## Start
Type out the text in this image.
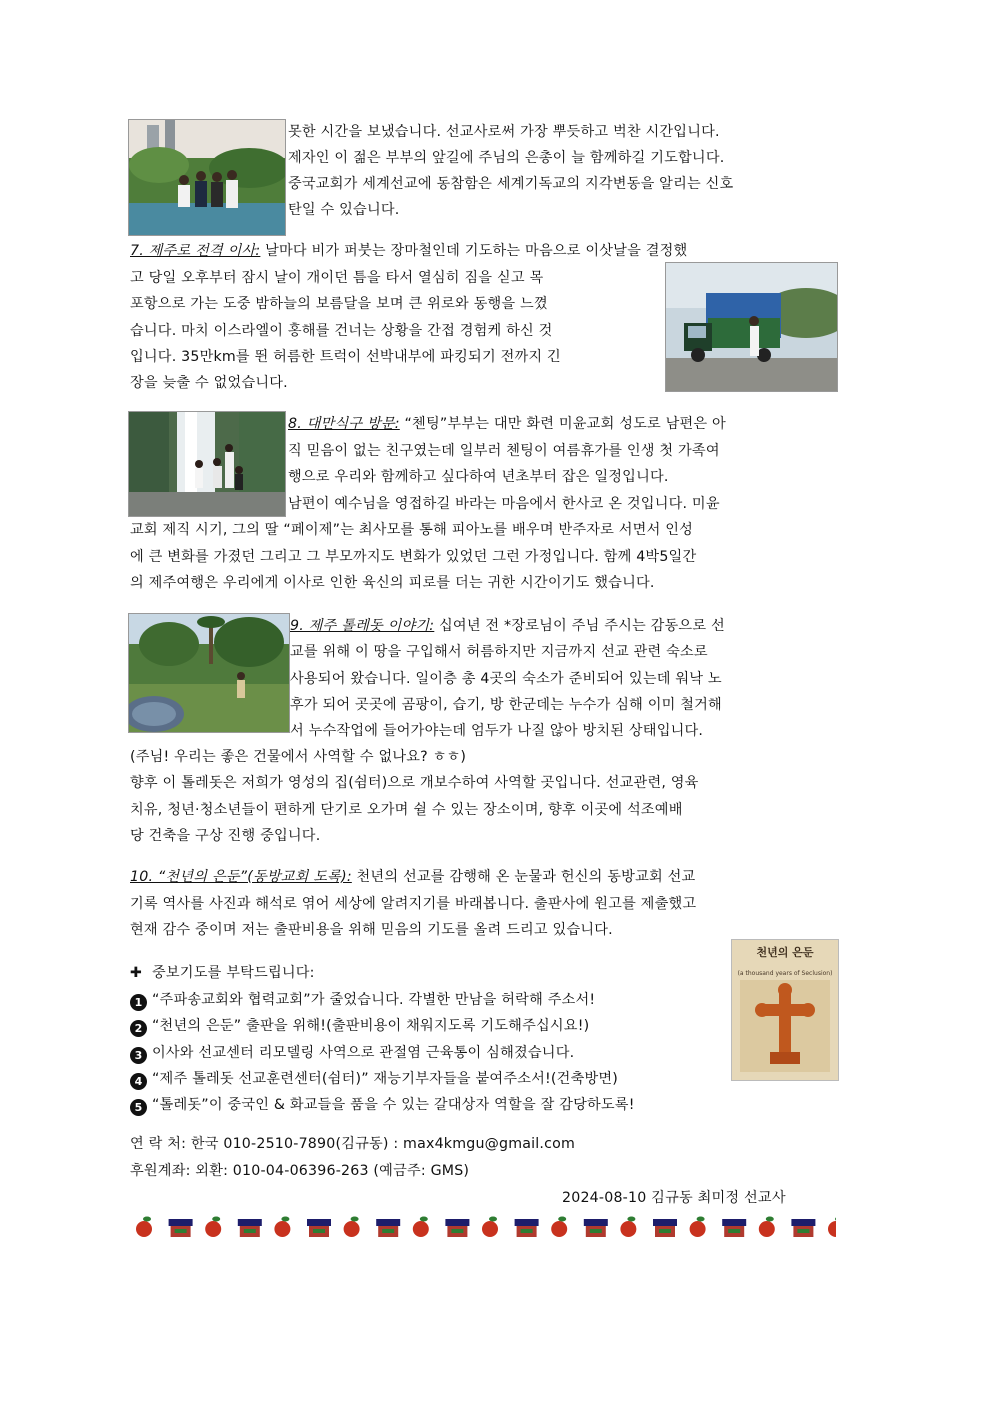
못한 시간을 보냈습니다. 선교사로써 가장 뿌듯하고 벅찬 시간입니다.
제자인 이 젊은 부부의 앞길에 주님의 은총이 늘 함께하길 기도합니다.
중국교회가 세계선교에 동참함은 세계기독교의 지각변동을 알리는 신호
탄일 수 있습니다.
7. 제주로 전격 이사: 날마다 비가 퍼붓는 장마철인데 기도하는 마음으로 이삿날을 결정했
고 당일 오후부터 잠시 날이 개이던 틈을 타서 열심히 짐을 싣고 목
포항으로 가는 도중 밤하늘의 보름달을 보며 큰 위로와 동행을 느꼈
습니다. 마치 이스라엘이 홍해를 건너는 상황을 간접 경험케 하신 것
입니다. 35만km를 뛴 허름한 트럭이 선박내부에 파킹되기 전까지 긴
장을 늦출 수 없었습니다.
8. 대만식구 방문: “첸팅”부부는 대만 화련 미윤교회 성도로 남편은 아
직 믿음이 없는 친구였는데 일부러 첸팅이 여름휴가를 인생 첫 가족여
행으로 우리와 함께하고 싶다하여 년초부터 잡은 일정입니다.
남편이 예수님을 영접하길 바라는 마음에서 한사코 온 것입니다. 미윤
교회 제직 시기, 그의 딸 “페이제”는 최사모를 통해 피아노를 배우며 반주자로 서면서 인성
에 큰 변화를 가졌던 그리고 그 부모까지도 변화가 있었던 그런 가정입니다. 함께 4박5일간
의 제주여행은 우리에게 이사로 인한 육신의 피로를 더는 귀한 시간이기도 했습니다.
9. 제주 톨레돗 이야기: 십여년 전 *장로님이 주님 주시는 감동으로 선
교를 위해 이 땅을 구입해서 허름하지만 지금까지 선교 관련 숙소로
사용되어 왔습니다. 일이층 총 4곳의 숙소가 준비되어 있는데 워낙 노
후가 되어 곳곳에 곰팡이, 습기, 방 한군데는 누수가 심해 이미 철거해
서 누수작업에 들어가야는데 엄두가 나질 않아 방치된 상태입니다.
(주님! 우리는 좋은 건물에서 사역할 수 없나요? ㅎㅎ)
향후 이 톨레돗은 저희가 영성의 집(쉼터)으로 개보수하여 사역할 곳입니다. 선교관련, 영육
치유, 청년·청소년들이 편하게 단기로 오가며 쉴 수 있는 장소이며, 향후 이곳에 석조예배
당 건축을 구상 진행 중입니다.
10. “천년의 은둔”(동방교회 도록): 천년의 선교를 감행해 온 눈물과 헌신의 동방교회 선교
기록 역사를 사진과 해석로 엮어 세상에 알려지기를 바래봅니다. 출판사에 원고를 제출했고
현재 감수 중이며 저는 출판비용을 위해 믿음의 기도를 올려 드리고 있습니다.
천년의 은둔
(a thousand years of Seclusion)
✚ 중보기도를 부탁드립니다:
1 “주파송교회와 협력교회”가 줄었습니다. 각별한 만남을 허락해 주소서!
2 “천년의 은둔” 출판을 위해!(출판비용이 채워지도록 기도해주십시요!)
3 이사와 선교센터 리모델링 사역으로 관절염 근육통이 심해졌습니다.
4 “제주 톨레돗 선교훈련센터(쉼터)” 재능기부자들을 붙여주소서!(건축방면)
5 “톨레돗”이 중국인 & 화교들을 품을 수 있는 갈대상자 역할을 잘 감당하도록!
연 락 처: 한국 010-2510-7890(김규동) : max4kmgu@gmail.com
후원계좌: 외환: 010-04-06396-263 (예금주: GMS)
2024-08-10 김규동 최미정 선교사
## End
§ **TASK INSTRUCTIONS**: From the entries above, output every line exactly and omit any image.

§ **RESPONSE FOR THIS EXERCISE**:
Type out the text in this image.
못한 시간을 보냈습니다. 선교사로써 가장 뿌듯하고 벅찬 시간입니다.
제자인 이 젊은 부부의 앞길에 주님의 은총이 늘 함께하길 기도합니다.
중국교회가 세계선교에 동참함은 세계기독교의 지각변동을 알리는 신호
탄일 수 있습니다.
7. 제주로 전격 이사: 날마다 비가 퍼붓는 장마철인데 기도하는 마음으로 이삿날을 결정했
고 당일 오후부터 잠시 날이 개이던 틈을 타서 열심히 짐을 싣고 목
포항으로 가는 도중 밤하늘의 보름달을 보며 큰 위로와 동행을 느꼈
습니다. 마치 이스라엘이 홍해를 건너는 상황을 간접 경험케 하신 것
입니다. 35만km를 뛴 허름한 트럭이 선박내부에 파킹되기 전까지 긴
장을 늦출 수 없었습니다.
8. 대만식구 방문: “첸팅”부부는 대만 화련 미윤교회 성도로 남편은 아
직 믿음이 없는 친구였는데 일부러 첸팅이 여름휴가를 인생 첫 가족여
행으로 우리와 함께하고 싶다하여 년초부터 잡은 일정입니다.
남편이 예수님을 영접하길 바라는 마음에서 한사코 온 것입니다. 미윤
교회 제직 시기, 그의 딸 “페이제”는 최사모를 통해 피아노를 배우며 반주자로 서면서 인성
에 큰 변화를 가졌던 그리고 그 부모까지도 변화가 있었던 그런 가정입니다. 함께 4박5일간
의 제주여행은 우리에게 이사로 인한 육신의 피로를 더는 귀한 시간이기도 했습니다.
9. 제주 톨레돗 이야기: 십여년 전 *장로님이 주님 주시는 감동으로 선
교를 위해 이 땅을 구입해서 허름하지만 지금까지 선교 관련 숙소로
사용되어 왔습니다. 일이층 총 4곳의 숙소가 준비되어 있는데 워낙 노
후가 되어 곳곳에 곰팡이, 습기, 방 한군데는 누수가 심해 이미 철거해
서 누수작업에 들어가야는데 엄두가 나질 않아 방치된 상태입니다.
(주님! 우리는 좋은 건물에서 사역할 수 없나요? ㅎㅎ)
향후 이 톨레돗은 저희가 영성의 집(쉼터)으로 개보수하여 사역할 곳입니다. 선교관련, 영육
치유, 청년·청소년들이 편하게 단기로 오가며 쉴 수 있는 장소이며, 향후 이곳에 석조예배
당 건축을 구상 진행 중입니다.
10. “천년의 은둔”(동방교회 도록): 천년의 선교를 감행해 온 눈물과 헌신의 동방교회 선교
기록 역사를 사진과 해석로 엮어 세상에 알려지기를 바래봅니다. 출판사에 원고를 제출했고
현재 감수 중이며 저는 출판비용을 위해 믿음의 기도를 올려 드리고 있습니다.
천년의 은둔
(a thousand years of Seclusion)
✚ 중보기도를 부탁드립니다:
1 “주파송교회와 협력교회”가 줄었습니다. 각별한 만남을 허락해 주소서!
2 “천년의 은둔” 출판을 위해!(출판비용이 채워지도록 기도해주십시요!)
3 이사와 선교센터 리모델링 사역으로 관절염 근육통이 심해졌습니다.
4 “제주 톨레돗 선교훈련센터(쉼터)” 재능기부자들을 붙여주소서!(건축방면)
5 “톨레돗”이 중국인 & 화교들을 품을 수 있는 갈대상자 역할을 잘 감당하도록!
연 락 처: 한국 010-2510-7890(김규동) : max4kmgu@gmail.com
후원계좌: 외환: 010-04-06396-263 (예금주: GMS)
2024-08-10 김규동 최미정 선교사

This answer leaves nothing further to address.